Task goal:
Wherever the string "Турция" occurs in a line of these records, report that line.

Material supplied:
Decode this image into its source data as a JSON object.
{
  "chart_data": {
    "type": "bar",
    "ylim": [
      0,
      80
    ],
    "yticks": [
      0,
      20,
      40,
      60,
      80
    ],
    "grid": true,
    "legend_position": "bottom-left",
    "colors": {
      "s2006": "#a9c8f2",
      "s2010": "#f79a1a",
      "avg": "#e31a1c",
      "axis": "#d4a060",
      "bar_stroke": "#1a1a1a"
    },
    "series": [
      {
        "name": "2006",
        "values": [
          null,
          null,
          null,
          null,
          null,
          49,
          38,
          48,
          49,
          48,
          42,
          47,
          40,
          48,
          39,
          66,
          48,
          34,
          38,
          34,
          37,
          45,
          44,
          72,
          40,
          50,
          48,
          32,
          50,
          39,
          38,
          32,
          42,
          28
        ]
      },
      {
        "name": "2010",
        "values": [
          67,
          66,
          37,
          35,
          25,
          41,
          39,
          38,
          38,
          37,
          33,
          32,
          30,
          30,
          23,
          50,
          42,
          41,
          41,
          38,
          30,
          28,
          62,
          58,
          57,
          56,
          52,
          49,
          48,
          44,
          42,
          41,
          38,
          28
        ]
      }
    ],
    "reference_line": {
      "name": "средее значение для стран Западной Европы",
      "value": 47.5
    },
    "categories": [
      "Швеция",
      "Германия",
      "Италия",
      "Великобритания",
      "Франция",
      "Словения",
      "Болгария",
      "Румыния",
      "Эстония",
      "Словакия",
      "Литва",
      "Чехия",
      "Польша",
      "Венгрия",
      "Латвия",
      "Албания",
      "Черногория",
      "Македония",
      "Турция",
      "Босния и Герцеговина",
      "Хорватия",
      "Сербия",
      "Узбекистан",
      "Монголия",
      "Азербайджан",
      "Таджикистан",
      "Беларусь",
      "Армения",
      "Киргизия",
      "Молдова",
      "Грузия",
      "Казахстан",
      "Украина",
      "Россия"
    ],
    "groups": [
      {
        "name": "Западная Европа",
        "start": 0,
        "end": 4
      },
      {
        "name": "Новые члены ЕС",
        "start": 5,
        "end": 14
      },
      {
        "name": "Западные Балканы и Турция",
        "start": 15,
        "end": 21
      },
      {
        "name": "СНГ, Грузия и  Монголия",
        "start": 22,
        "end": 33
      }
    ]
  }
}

Full solution:
      "Турция",
        "name": "Западные Балканы и Турция",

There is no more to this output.